Section du texte ▸
:::::
La première est le droit de présentation d’un amendement par son auteur. D’ailleurs, et cela a été souligné tout à l’heure, c’est ce qu’écrivait M. Jean-Luc Warsmann, président de la commission des lois de l’Assemblée nationale, dans son rapport sur le projet de loi organique. Il me semble donc inutile de continuer cette démonstration, qui est suffisamment parlante par elle-même.
La seconde composante est le droit de discussion et de vote en séance publique d’un amendement. Même lorsque le Gouvernement décide de recourir à la procédure de vote bloqué prévue par le deuxième alinéa de l’article 44, les amendements font l’objet d’une présentation et d’une discussion. Dans ce cas de figure, la seule différence réside dans le vote final, qui porte sur l’ensemble du texte en retenant seulement les amendements déposés ou acceptés par le Gouvernement.
Vous le voyez, le droit d’amendement est bien ancré dans notre droit public positif.
À cet égard, l’article 13 soulève, me semble-t-il, deux questions sur lesquelles je centrerai mon propos, mon collègue Pierre Fauchon intervenant tout à l’heure sur d’autres aspects de notre débat.
:::::
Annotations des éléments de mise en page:
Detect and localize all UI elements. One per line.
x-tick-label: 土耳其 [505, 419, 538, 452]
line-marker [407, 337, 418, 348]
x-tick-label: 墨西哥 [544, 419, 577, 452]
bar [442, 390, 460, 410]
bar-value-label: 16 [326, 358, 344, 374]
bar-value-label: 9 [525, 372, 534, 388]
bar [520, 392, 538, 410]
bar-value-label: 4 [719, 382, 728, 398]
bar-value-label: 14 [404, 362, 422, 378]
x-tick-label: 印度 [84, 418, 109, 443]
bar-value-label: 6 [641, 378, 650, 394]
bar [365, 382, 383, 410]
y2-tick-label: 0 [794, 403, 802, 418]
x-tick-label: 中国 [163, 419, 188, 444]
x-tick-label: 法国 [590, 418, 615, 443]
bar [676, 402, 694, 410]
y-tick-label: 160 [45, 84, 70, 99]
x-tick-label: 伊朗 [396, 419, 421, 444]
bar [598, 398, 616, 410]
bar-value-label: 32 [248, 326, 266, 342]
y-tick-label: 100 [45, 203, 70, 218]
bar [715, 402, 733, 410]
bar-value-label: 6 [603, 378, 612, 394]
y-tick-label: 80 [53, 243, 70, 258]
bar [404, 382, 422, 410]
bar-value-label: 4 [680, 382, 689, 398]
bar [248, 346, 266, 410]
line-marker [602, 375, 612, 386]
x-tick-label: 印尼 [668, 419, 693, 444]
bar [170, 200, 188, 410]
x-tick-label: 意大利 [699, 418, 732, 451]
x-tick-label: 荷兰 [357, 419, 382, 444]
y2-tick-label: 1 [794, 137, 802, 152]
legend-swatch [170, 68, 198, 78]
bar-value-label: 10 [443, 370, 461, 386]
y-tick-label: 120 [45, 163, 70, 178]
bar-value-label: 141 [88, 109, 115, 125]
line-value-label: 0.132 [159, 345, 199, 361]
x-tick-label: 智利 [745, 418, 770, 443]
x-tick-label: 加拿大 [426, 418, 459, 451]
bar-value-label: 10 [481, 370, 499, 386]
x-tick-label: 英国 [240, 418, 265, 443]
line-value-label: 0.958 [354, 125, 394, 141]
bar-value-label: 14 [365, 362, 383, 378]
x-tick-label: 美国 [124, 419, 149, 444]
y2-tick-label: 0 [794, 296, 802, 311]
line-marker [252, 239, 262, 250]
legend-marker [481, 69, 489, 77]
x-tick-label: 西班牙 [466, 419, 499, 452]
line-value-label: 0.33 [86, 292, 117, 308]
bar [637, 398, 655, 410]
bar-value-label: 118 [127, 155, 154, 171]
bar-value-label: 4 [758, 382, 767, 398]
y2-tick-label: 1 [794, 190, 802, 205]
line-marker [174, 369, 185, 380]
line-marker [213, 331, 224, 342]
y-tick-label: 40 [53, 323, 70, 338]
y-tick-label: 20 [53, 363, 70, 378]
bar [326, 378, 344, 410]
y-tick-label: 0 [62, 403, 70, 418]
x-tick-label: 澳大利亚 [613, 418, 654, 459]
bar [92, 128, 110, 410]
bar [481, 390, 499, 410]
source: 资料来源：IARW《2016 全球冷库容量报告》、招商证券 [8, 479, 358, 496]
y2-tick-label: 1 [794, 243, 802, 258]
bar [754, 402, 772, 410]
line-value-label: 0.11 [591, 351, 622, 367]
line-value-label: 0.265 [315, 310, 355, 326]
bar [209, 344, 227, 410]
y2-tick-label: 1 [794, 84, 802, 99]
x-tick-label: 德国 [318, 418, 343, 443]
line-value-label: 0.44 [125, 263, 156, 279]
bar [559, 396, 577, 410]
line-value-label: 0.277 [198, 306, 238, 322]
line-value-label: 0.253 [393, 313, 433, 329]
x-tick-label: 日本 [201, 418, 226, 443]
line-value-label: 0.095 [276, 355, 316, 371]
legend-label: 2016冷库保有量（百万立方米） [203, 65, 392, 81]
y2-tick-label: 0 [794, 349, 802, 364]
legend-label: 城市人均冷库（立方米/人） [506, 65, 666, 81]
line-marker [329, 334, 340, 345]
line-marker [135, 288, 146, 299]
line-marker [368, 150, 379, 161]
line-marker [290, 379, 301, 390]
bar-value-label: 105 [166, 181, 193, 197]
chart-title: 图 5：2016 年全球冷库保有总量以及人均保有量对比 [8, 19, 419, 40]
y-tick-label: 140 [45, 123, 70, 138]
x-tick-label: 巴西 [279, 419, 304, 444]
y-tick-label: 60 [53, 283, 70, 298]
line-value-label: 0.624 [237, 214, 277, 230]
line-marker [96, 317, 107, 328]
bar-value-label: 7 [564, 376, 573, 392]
:::::
Exercices à traiter ▸
**1.** Résumez en deux phrases le texte sur le droit d'amendement.
**2.** Rédigez la suite du texte sur le droit d'amendement, à partir de sa dernière phrase.

En réponse ▸
**1.** Le droit d'amendement comprend d'abord le droit de présentation d'un amendement par son auteur, puis le droit de discussion et de vote en séance publique, qui subsiste même en cas de vote bloqué, où seul le vote final diffère. Ce droit est bien ancré dans le droit public positif, et l'article 13 soulève deux questions sur lesquelles le propos sera centré.

**2.**
Premièrement, le droit d’amendement est un droit individuel. Chaque parlementaire peut déposer autant d’amendements qu’il le souhaite. Et même si l’institution d’un crédit-temps peut avoir ses partisans, peut-on appliquer une mesure collective à un droit individuel ? C’est un véritable problème.
Comme chacun peut déposer autant d’amendements qu’il le souhaite, il arrivera que des parlementaires soient empêchés de présenter ou de défendre certains de leurs amendements tout simplement parce que le temps de parole de leur groupe sera expiré, indépendamment de toute volonté d’obstruction. D’ailleurs, cette dernière notion est quelque peu difficile à définir. Où commence l’obstruction ? Au dépôt d’un seul amendement ou au dépôt de 10 000 amendements ? Vous en conviendrez, il y a un vaste éventail de possibilités entre ces deux options…
Deuxièmement, et il s’agit d’un problème très technique, supposons qu’un amendement soit appelé sans présentation ni discussion. J’indique d’ailleurs que, pour nous, il est impensable qu’un amendement ne soit pas présenté : dans notre esprit, un amendement appelé « sans discussion » fait quand même l’objet d’une présentation. Mais imaginons cependant que, faute de temps de parole, un amendement ne puisse pas être discuté. N’importe quel parlementaire appartenant à un groupe qui n’aurait pas épuisé son crédit-temps pourrait présenter un sous-amendement : nous nous retrouverions donc dans une situation où il serait interdit de discuter d’un amendement, mais pas du sous-amendement visant à le modifier ! Il y aurait là un véritable problème de constitutionnalité.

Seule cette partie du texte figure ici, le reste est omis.